>> BEGIN

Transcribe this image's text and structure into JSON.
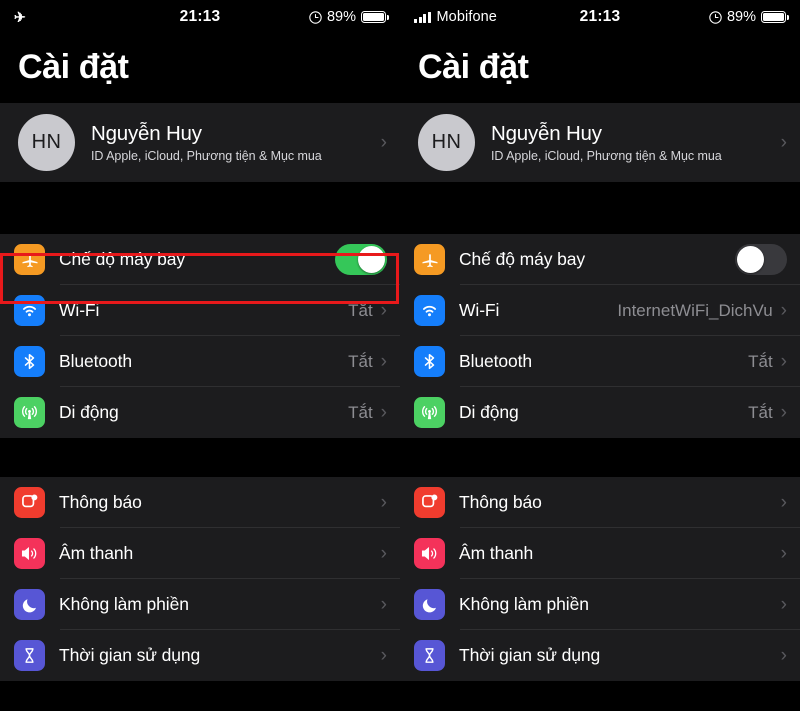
{
  "status_bar": {
    "left": {
      "airplane_icon": "airplane-icon",
      "time": "21:13",
      "alarm_icon": "alarm-clock-icon",
      "battery_percent": "89%",
      "battery_icon": "battery-icon"
    },
    "right": {
      "signal_icon": "signal-bars-icon",
      "carrier": "Mobifone",
      "time": "21:13",
      "alarm_icon": "alarm-clock-icon",
      "battery_percent": "89%",
      "battery_icon": "battery-icon"
    }
  },
  "page_title": "Cài đặt",
  "profile": {
    "initials": "HN",
    "name": "Nguyễn Huy",
    "subtitle": "ID Apple, iCloud, Phương tiện & Mục mua",
    "chevron": "›"
  },
  "colors": {
    "airplane": "#f59a23",
    "wifi": "#157efb",
    "bluetooth": "#157efb",
    "cellular": "#4cd163",
    "notifications": "#f03c2e",
    "sounds": "#f4325a",
    "do_not_disturb": "#5756d5",
    "screen_time": "#5756d5",
    "toggle_on": "#35c759",
    "toggle_off": "#39393d",
    "highlight_border": "#e8191b",
    "group_background": "#1c1c1e",
    "page_background": "#000000"
  },
  "left_panel": {
    "connectivity": [
      {
        "icon": "airplane-icon",
        "label": "Chế độ máy bay",
        "control": "toggle",
        "toggle_state": "on",
        "highlighted": true
      },
      {
        "icon": "wifi-icon",
        "label": "Wi-Fi",
        "control": "value",
        "value": "Tắt",
        "chevron": "›"
      },
      {
        "icon": "bluetooth-icon",
        "label": "Bluetooth",
        "control": "value",
        "value": "Tắt",
        "chevron": "›"
      },
      {
        "icon": "cellular-icon",
        "label": "Di động",
        "control": "value",
        "value": "Tắt",
        "chevron": "›"
      }
    ],
    "general": [
      {
        "icon": "notifications-icon",
        "label": "Thông báo",
        "control": "chevron",
        "chevron": "›"
      },
      {
        "icon": "sounds-icon",
        "label": "Âm thanh",
        "control": "chevron",
        "chevron": "›"
      },
      {
        "icon": "moon-icon",
        "label": "Không làm phiền",
        "control": "chevron",
        "chevron": "›"
      },
      {
        "icon": "hourglass-icon",
        "label": "Thời gian sử dụng",
        "control": "chevron",
        "chevron": "›"
      }
    ]
  },
  "right_panel": {
    "connectivity": [
      {
        "icon": "airplane-icon",
        "label": "Chế độ máy bay",
        "control": "toggle",
        "toggle_state": "off",
        "highlighted": false
      },
      {
        "icon": "wifi-icon",
        "label": "Wi-Fi",
        "control": "value",
        "value": "InternetWiFi_DichVu",
        "chevron": "›"
      },
      {
        "icon": "bluetooth-icon",
        "label": "Bluetooth",
        "control": "value",
        "value": "Tắt",
        "chevron": "›"
      },
      {
        "icon": "cellular-icon",
        "label": "Di động",
        "control": "value",
        "value": "Tắt",
        "chevron": "›"
      }
    ],
    "general": [
      {
        "icon": "notifications-icon",
        "label": "Thông báo",
        "control": "chevron",
        "chevron": "›"
      },
      {
        "icon": "sounds-icon",
        "label": "Âm thanh",
        "control": "chevron",
        "chevron": "›"
      },
      {
        "icon": "moon-icon",
        "label": "Không làm phiền",
        "control": "chevron",
        "chevron": "›"
      },
      {
        "icon": "hourglass-icon",
        "label": "Thời gian sử dụng",
        "control": "chevron",
        "chevron": "›"
      }
    ]
  }
}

>> END

» DESCRIPTION OF THE TASK
Return each line of the data, keeping its wording exact and omitting pictures.

» SOLUTION
Transcribe this image's text and structure into JSON.
{
  "status_bar": {
    "left": {
      "airplane_icon": "airplane-icon",
      "time": "21:13",
      "alarm_icon": "alarm-clock-icon",
      "battery_percent": "89%",
      "battery_icon": "battery-icon"
    },
    "right": {
      "signal_icon": "signal-bars-icon",
      "carrier": "Mobifone",
      "time": "21:13",
      "alarm_icon": "alarm-clock-icon",
      "battery_percent": "89%",
      "battery_icon": "battery-icon"
    }
  },
  "page_title": "Cài đặt",
  "profile": {
    "initials": "HN",
    "name": "Nguyễn Huy",
    "subtitle": "ID Apple, iCloud, Phương tiện & Mục mua",
    "chevron": "›"
  },
  "colors": {
    "airplane": "#f59a23",
    "wifi": "#157efb",
    "bluetooth": "#157efb",
    "cellular": "#4cd163",
    "notifications": "#f03c2e",
    "sounds": "#f4325a",
    "do_not_disturb": "#5756d5",
    "screen_time": "#5756d5",
    "toggle_on": "#35c759",
    "toggle_off": "#39393d",
    "highlight_border": "#e8191b",
    "group_background": "#1c1c1e",
    "page_background": "#000000"
  },
  "left_panel": {
    "connectivity": [
      {
        "icon": "airplane-icon",
        "label": "Chế độ máy bay",
        "control": "toggle",
        "toggle_state": "on",
        "highlighted": true
      },
      {
        "icon": "wifi-icon",
        "label": "Wi-Fi",
        "control": "value",
        "value": "Tắt",
        "chevron": "›"
      },
      {
        "icon": "bluetooth-icon",
        "label": "Bluetooth",
        "control": "value",
        "value": "Tắt",
        "chevron": "›"
      },
      {
        "icon": "cellular-icon",
        "label": "Di động",
        "control": "value",
        "value": "Tắt",
        "chevron": "›"
      }
    ],
    "general": [
      {
        "icon": "notifications-icon",
        "label": "Thông báo",
        "control": "chevron",
        "chevron": "›"
      },
      {
        "icon": "sounds-icon",
        "label": "Âm thanh",
        "control": "chevron",
        "chevron": "›"
      },
      {
        "icon": "moon-icon",
        "label": "Không làm phiền",
        "control": "chevron",
        "chevron": "›"
      },
      {
        "icon": "hourglass-icon",
        "label": "Thời gian sử dụng",
        "control": "chevron",
        "chevron": "›"
      }
    ]
  },
  "right_panel": {
    "connectivity": [
      {
        "icon": "airplane-icon",
        "label": "Chế độ máy bay",
        "control": "toggle",
        "toggle_state": "off",
        "highlighted": false
      },
      {
        "icon": "wifi-icon",
        "label": "Wi-Fi",
        "control": "value",
        "value": "InternetWiFi_DichVu",
        "chevron": "›"
      },
      {
        "icon": "bluetooth-icon",
        "label": "Bluetooth",
        "control": "value",
        "value": "Tắt",
        "chevron": "›"
      },
      {
        "icon": "cellular-icon",
        "label": "Di động",
        "control": "value",
        "value": "Tắt",
        "chevron": "›"
      }
    ],
    "general": [
      {
        "icon": "notifications-icon",
        "label": "Thông báo",
        "control": "chevron",
        "chevron": "›"
      },
      {
        "icon": "sounds-icon",
        "label": "Âm thanh",
        "control": "chevron",
        "chevron": "›"
      },
      {
        "icon": "moon-icon",
        "label": "Không làm phiền",
        "control": "chevron",
        "chevron": "›"
      },
      {
        "icon": "hourglass-icon",
        "label": "Thời gian sử dụng",
        "control": "chevron",
        "chevron": "›"
      }
    ]
  }
}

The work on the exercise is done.